[Excerpt from a dataset]
--
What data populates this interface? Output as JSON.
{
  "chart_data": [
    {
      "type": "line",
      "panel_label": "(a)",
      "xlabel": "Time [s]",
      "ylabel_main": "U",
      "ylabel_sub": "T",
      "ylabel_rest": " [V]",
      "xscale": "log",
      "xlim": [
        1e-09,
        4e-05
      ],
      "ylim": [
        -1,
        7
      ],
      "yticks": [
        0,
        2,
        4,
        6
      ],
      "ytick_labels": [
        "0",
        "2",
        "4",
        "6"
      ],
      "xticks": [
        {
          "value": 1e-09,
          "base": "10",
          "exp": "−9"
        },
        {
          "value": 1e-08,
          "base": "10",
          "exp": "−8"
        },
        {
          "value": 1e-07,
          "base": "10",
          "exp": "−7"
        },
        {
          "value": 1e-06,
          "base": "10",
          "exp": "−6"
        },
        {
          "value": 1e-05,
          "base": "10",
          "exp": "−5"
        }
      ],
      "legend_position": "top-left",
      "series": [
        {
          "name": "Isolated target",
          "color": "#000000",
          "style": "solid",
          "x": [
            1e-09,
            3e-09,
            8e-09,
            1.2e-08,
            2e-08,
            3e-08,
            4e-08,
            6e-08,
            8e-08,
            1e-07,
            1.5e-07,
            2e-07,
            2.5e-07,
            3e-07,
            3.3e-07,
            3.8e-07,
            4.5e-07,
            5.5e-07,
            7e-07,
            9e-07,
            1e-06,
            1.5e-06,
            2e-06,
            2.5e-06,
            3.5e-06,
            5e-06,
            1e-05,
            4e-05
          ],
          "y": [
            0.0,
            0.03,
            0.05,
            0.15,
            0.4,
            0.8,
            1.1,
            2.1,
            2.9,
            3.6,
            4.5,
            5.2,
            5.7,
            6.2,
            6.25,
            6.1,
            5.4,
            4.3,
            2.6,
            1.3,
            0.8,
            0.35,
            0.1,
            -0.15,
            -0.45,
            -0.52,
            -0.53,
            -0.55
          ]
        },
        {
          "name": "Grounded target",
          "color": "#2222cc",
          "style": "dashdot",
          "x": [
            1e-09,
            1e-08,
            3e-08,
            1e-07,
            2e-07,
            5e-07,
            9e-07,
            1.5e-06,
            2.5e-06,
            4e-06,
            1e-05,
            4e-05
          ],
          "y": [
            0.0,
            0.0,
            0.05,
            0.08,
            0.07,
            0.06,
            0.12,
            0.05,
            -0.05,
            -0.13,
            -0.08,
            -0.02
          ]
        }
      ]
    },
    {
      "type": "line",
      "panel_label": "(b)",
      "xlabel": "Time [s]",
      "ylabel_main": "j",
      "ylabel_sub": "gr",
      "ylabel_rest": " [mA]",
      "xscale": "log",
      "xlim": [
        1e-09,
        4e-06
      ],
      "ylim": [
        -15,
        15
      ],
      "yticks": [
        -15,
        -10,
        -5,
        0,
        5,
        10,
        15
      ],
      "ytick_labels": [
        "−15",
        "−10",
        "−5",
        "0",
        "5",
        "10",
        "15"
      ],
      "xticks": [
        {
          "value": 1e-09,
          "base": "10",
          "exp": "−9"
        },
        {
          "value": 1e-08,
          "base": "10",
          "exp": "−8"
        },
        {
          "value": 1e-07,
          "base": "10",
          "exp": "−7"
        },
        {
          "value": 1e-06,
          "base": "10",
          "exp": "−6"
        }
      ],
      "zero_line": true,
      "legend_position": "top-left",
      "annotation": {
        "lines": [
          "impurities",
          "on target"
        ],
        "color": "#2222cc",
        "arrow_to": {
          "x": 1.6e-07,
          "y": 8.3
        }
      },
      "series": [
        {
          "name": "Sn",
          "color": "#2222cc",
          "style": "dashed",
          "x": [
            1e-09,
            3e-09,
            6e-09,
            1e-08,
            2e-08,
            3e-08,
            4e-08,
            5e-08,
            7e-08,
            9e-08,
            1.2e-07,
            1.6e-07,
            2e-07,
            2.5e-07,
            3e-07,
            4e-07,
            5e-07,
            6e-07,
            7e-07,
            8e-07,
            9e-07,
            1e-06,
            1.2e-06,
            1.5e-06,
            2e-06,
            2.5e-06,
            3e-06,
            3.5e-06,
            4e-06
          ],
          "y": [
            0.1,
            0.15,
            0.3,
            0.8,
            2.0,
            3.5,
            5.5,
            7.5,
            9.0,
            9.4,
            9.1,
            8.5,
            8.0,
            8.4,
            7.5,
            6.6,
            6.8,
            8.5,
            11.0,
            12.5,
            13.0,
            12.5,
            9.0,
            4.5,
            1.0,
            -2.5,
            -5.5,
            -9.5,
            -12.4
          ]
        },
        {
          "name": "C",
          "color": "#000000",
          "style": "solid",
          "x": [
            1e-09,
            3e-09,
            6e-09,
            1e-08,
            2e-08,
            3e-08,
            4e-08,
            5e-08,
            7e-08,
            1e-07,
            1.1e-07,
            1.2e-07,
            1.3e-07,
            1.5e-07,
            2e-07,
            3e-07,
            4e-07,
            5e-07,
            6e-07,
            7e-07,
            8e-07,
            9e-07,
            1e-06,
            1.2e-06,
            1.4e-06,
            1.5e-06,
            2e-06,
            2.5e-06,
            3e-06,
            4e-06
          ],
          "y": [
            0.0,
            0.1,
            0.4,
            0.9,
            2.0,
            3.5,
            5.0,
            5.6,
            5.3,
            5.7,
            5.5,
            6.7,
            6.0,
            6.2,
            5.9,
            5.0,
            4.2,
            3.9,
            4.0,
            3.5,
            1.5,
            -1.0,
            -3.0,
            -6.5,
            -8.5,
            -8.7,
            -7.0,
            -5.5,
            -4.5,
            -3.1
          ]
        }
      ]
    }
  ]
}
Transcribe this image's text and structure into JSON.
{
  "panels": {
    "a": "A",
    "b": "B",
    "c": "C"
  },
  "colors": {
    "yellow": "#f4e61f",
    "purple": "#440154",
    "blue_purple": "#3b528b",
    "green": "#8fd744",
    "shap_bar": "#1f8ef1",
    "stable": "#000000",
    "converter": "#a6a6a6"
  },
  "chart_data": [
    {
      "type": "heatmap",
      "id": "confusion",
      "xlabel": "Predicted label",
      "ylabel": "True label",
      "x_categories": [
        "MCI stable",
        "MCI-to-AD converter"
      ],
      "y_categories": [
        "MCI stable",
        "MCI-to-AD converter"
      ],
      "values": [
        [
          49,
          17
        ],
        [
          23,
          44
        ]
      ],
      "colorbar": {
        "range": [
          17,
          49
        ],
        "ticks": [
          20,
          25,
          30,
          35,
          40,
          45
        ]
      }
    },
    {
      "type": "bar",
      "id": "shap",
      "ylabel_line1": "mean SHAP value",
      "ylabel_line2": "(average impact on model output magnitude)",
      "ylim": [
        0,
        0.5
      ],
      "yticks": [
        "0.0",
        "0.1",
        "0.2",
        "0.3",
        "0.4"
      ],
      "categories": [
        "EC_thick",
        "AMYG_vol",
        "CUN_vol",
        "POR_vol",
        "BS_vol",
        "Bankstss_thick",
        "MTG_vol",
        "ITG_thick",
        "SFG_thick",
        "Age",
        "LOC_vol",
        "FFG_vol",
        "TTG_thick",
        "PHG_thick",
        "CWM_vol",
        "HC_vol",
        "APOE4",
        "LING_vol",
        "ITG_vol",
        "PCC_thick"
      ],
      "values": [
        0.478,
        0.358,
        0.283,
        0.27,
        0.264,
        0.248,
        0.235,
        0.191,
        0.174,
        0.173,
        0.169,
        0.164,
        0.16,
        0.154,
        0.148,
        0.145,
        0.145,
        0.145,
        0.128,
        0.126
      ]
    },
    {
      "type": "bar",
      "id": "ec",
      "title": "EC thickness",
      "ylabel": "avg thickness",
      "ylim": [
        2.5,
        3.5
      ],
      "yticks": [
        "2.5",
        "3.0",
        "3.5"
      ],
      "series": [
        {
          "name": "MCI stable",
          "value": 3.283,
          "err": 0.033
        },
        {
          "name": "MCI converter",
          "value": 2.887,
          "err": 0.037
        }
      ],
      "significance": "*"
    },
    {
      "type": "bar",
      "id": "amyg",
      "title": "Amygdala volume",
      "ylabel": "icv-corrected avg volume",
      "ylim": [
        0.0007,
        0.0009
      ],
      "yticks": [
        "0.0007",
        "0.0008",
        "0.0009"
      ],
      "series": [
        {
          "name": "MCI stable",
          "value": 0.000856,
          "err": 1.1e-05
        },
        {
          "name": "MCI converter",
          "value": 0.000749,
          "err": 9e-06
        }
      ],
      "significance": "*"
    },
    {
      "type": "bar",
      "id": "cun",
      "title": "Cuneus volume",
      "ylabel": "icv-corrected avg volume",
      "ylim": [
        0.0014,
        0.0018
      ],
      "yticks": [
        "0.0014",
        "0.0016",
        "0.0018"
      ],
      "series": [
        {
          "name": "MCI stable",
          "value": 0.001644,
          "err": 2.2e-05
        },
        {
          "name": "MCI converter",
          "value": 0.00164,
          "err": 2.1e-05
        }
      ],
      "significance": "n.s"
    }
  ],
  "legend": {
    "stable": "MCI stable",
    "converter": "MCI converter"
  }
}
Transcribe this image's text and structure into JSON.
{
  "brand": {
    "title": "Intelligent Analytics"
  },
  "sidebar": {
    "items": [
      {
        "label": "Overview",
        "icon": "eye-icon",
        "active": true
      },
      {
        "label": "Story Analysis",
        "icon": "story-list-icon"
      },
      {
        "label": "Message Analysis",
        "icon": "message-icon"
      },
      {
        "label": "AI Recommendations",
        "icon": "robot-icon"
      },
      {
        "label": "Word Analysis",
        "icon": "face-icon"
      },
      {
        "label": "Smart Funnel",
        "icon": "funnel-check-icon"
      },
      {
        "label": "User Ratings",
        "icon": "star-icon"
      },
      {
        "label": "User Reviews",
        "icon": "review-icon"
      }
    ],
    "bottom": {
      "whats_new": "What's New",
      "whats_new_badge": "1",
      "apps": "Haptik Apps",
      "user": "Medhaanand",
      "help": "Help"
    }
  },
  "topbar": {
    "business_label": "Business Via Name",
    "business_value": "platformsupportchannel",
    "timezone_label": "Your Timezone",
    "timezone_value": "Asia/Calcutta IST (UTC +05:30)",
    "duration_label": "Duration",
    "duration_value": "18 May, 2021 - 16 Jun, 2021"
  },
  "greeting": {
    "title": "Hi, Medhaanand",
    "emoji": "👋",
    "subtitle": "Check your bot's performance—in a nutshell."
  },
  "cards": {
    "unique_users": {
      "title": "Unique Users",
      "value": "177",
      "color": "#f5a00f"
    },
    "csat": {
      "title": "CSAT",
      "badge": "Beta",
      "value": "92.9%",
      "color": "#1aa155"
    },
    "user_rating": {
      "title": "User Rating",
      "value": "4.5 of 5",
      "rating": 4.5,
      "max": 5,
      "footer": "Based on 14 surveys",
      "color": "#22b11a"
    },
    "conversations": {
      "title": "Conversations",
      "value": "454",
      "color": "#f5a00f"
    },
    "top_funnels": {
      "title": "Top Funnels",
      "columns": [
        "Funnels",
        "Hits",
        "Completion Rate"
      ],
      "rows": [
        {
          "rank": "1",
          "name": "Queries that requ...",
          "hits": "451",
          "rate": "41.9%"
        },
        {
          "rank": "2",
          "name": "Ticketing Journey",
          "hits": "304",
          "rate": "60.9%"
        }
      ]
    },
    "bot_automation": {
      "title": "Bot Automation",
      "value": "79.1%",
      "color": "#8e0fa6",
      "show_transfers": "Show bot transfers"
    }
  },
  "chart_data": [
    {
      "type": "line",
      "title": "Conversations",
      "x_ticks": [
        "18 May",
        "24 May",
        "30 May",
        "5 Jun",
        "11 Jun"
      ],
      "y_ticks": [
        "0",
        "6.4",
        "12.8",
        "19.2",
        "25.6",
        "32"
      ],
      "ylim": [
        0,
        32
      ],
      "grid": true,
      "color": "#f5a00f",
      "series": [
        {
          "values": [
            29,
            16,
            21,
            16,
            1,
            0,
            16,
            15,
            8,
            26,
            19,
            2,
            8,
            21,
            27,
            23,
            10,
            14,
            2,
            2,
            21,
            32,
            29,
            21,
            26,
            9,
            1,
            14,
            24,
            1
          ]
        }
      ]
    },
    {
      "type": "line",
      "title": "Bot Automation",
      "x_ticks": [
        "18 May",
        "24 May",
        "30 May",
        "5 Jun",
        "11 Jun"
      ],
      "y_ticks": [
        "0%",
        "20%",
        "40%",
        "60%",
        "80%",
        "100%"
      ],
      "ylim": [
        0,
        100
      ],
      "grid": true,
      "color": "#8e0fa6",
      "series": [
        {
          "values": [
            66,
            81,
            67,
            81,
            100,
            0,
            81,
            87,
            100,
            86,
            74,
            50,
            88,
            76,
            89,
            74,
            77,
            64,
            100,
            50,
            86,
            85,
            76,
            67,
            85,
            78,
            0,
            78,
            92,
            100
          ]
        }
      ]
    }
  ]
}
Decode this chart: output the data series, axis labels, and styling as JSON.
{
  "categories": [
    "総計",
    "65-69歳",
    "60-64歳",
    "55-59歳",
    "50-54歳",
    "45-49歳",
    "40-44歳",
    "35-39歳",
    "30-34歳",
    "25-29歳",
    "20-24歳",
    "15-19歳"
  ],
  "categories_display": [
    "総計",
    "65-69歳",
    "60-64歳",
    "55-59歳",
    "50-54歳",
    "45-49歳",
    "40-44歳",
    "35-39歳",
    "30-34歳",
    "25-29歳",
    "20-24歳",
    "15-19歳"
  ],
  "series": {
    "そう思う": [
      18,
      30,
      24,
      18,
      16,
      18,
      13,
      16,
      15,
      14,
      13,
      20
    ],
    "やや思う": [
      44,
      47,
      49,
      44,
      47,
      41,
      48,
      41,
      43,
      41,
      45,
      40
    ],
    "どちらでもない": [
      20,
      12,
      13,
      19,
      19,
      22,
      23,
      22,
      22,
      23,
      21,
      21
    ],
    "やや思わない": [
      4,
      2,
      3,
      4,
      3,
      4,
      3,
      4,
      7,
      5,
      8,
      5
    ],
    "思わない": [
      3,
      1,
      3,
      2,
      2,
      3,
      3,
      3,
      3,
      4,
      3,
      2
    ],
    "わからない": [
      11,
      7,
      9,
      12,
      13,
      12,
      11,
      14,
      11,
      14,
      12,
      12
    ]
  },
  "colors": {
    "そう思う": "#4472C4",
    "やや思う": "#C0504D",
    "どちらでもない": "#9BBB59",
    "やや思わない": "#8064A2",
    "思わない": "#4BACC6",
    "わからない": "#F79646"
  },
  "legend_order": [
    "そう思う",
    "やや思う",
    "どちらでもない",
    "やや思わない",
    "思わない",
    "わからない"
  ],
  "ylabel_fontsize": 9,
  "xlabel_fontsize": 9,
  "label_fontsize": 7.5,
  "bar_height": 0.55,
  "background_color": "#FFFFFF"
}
--
● PROMPT
Copy down every line of the material above that includes the string "volume".

● SOLUTION FOR THIS TASK
      "title": "Amygdala volume",
      "ylabel": "icv-corrected avg volume",
      "title": "Cuneus volume",
      "ylabel": "icv-corrected avg volume",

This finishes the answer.